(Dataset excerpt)
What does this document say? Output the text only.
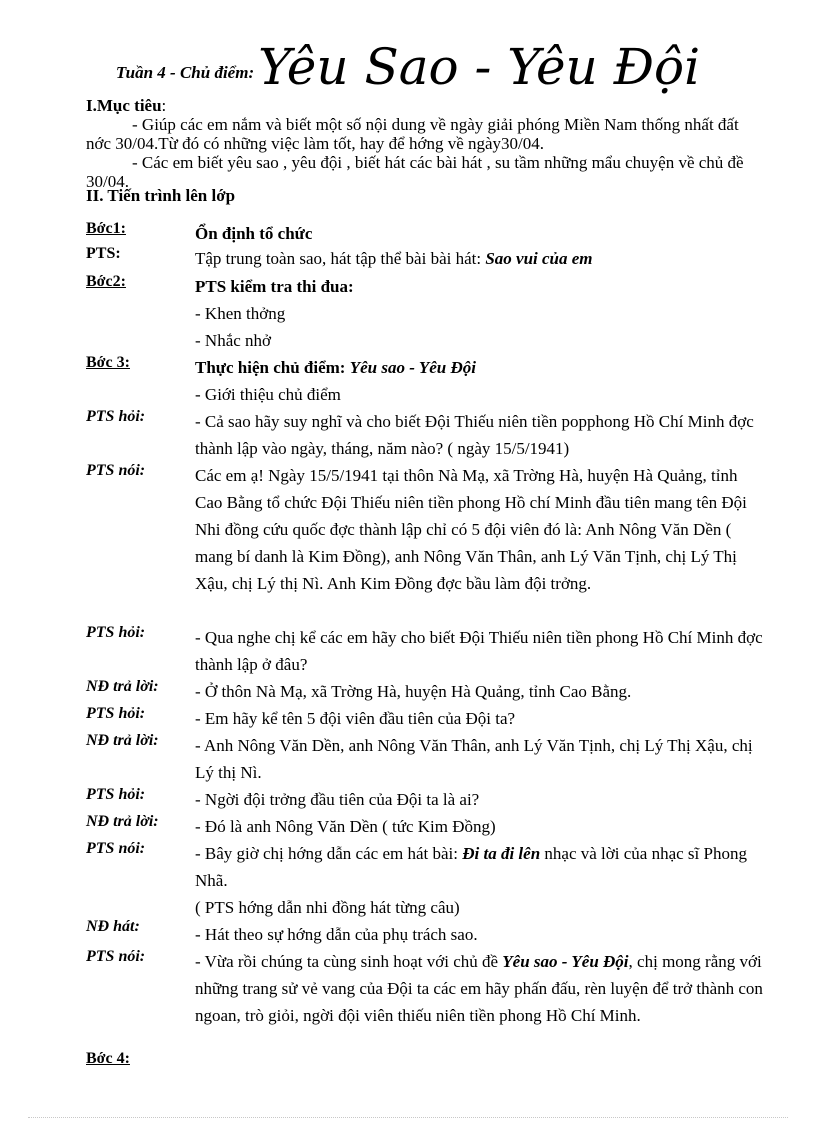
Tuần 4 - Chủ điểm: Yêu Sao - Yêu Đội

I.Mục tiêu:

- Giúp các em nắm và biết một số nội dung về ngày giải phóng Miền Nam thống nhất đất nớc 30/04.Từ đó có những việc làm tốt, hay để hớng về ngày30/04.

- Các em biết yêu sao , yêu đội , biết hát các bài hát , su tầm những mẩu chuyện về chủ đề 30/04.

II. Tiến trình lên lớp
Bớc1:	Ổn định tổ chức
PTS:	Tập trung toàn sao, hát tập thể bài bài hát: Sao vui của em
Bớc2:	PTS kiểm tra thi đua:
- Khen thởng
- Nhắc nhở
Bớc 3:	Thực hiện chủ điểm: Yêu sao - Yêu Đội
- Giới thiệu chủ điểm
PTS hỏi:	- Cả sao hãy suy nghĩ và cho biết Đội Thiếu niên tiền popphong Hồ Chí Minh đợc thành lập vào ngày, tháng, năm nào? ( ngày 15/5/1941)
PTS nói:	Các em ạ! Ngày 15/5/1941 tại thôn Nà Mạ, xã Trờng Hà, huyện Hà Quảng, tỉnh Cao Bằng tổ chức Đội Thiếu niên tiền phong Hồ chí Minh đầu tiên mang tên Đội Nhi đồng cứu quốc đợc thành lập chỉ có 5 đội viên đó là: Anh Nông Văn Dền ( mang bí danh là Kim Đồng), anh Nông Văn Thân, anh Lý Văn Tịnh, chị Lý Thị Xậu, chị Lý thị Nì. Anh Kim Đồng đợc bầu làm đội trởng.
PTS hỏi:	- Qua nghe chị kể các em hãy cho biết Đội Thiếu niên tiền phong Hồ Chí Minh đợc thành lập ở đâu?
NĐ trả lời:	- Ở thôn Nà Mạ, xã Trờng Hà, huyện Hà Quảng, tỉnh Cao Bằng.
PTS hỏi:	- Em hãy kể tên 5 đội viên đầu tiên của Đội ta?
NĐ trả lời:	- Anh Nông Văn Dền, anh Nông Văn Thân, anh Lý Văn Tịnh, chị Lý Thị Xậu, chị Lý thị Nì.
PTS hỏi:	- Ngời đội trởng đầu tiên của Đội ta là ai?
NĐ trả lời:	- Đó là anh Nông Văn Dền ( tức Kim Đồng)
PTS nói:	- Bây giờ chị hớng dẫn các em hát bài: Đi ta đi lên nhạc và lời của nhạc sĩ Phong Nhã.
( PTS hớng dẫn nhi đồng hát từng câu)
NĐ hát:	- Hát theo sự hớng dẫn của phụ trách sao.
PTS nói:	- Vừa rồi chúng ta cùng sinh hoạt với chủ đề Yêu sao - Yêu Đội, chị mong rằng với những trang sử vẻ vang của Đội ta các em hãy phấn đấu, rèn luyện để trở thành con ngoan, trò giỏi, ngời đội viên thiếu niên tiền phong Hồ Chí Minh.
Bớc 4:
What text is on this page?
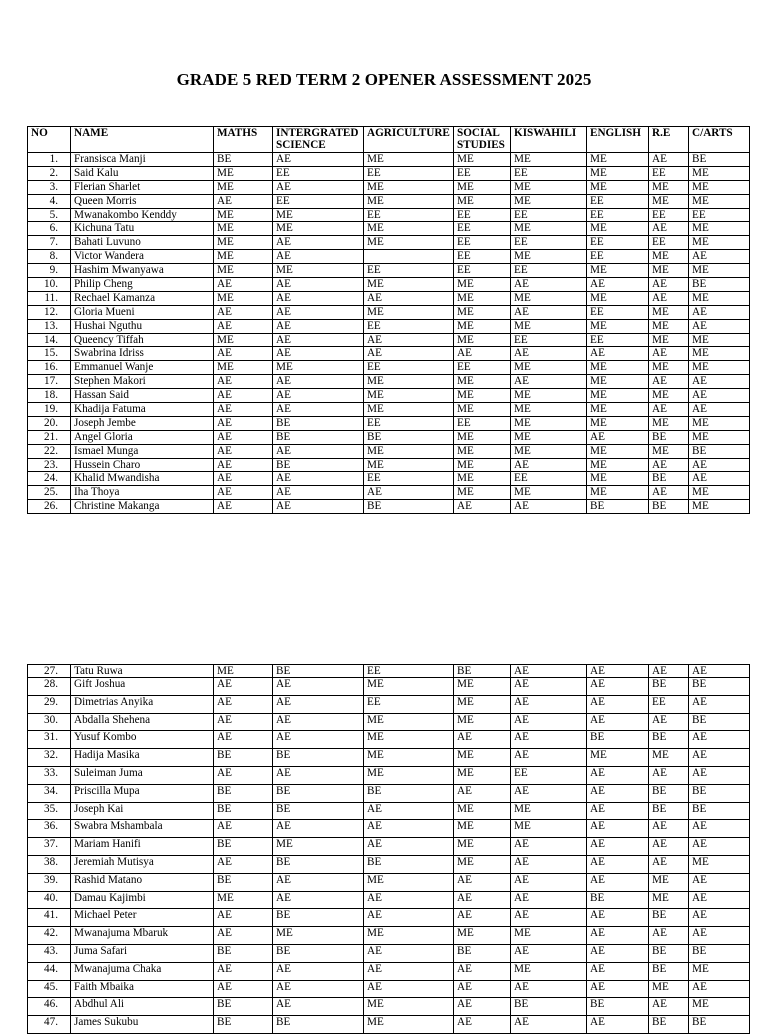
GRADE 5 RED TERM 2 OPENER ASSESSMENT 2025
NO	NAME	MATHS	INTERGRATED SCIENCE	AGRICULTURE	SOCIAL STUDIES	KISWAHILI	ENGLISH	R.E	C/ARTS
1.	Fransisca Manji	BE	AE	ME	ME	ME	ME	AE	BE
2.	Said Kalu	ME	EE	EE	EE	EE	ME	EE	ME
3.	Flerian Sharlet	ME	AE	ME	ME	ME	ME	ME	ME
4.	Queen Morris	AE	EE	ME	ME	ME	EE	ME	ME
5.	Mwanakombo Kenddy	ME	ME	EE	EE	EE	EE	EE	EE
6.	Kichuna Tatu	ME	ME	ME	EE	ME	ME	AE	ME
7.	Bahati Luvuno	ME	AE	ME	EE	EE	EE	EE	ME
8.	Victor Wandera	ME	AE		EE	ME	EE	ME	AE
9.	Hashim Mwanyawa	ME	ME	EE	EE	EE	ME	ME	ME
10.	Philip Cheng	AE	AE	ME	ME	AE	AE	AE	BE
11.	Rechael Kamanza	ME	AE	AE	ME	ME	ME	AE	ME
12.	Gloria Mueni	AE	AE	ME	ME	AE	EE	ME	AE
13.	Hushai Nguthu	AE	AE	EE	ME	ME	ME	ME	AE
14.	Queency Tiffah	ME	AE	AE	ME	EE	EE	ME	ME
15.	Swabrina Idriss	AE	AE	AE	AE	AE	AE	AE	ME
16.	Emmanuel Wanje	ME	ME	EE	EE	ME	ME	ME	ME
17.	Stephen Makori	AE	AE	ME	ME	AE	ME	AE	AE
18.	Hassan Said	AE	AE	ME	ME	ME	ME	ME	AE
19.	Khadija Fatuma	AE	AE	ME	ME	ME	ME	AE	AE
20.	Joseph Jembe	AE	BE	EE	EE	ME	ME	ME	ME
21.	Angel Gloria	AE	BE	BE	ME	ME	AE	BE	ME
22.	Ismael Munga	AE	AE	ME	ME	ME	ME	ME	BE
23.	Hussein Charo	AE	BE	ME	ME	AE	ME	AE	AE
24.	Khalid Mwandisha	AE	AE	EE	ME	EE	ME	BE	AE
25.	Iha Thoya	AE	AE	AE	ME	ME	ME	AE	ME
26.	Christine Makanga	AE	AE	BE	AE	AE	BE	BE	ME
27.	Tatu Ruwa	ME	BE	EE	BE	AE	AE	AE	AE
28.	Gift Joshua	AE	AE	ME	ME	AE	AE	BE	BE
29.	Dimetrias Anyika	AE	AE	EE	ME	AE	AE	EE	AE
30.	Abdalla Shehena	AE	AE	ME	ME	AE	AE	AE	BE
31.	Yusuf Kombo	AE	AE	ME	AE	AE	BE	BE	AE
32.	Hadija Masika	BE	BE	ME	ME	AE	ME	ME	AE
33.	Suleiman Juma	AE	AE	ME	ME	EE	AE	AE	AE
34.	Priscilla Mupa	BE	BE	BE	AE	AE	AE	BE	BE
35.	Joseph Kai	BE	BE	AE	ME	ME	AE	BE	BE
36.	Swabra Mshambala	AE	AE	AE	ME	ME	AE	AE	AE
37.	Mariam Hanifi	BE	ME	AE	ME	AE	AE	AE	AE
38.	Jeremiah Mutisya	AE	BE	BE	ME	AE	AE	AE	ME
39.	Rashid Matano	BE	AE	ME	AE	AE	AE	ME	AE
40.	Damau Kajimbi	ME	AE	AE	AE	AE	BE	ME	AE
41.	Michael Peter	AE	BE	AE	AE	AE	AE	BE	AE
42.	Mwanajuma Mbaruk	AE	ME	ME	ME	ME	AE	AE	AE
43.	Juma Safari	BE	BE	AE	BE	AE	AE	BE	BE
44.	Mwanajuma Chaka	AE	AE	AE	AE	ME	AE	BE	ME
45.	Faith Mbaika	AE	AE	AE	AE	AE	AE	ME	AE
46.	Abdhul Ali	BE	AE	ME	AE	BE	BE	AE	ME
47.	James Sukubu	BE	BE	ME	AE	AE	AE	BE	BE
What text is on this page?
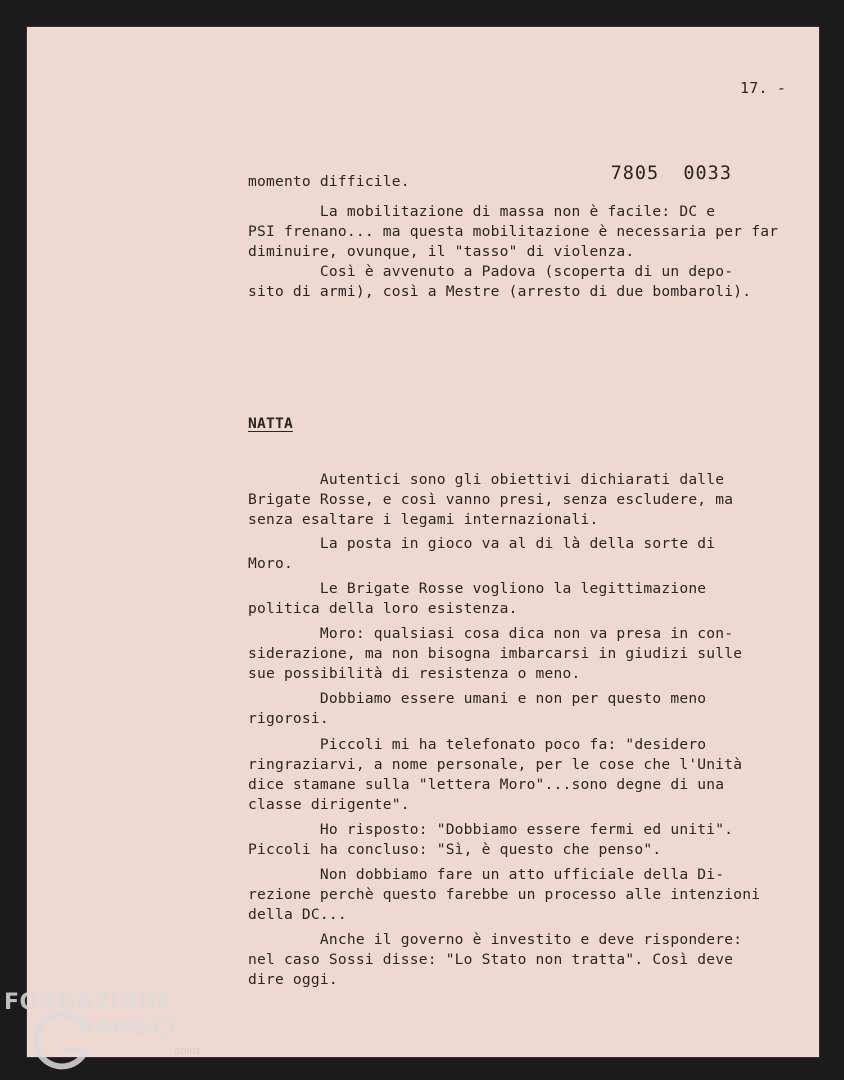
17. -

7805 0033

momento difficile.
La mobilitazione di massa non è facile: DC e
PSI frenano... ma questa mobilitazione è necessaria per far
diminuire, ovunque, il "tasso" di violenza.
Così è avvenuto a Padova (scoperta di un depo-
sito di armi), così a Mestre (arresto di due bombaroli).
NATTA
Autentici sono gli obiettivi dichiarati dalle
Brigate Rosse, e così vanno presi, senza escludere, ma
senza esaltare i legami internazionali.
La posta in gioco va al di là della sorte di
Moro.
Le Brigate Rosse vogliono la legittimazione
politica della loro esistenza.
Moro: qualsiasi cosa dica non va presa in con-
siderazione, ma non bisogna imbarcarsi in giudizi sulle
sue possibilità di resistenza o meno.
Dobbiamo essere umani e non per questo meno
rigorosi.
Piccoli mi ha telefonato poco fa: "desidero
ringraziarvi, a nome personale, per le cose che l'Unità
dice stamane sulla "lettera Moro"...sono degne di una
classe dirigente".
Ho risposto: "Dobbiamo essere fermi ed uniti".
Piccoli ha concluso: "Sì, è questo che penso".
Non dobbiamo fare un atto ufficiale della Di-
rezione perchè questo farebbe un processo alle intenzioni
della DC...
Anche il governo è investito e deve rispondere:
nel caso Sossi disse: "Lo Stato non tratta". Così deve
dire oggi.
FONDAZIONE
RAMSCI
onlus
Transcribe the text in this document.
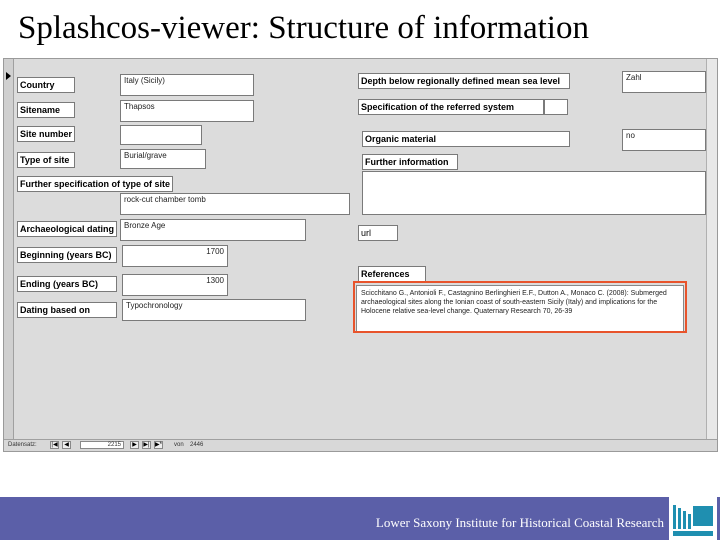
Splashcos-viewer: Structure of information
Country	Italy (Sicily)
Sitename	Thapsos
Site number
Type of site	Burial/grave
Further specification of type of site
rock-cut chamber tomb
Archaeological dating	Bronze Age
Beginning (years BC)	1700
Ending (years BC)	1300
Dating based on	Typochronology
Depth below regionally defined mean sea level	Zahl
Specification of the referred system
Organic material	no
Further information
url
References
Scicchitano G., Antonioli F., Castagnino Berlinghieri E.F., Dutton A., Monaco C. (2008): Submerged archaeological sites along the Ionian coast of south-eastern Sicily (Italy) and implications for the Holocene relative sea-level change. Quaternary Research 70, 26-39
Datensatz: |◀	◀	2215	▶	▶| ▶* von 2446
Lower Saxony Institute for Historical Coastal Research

BRIEF> Report how many lines of the entries hold the string "thôn". Provide the number alone.

RESPONSE> 2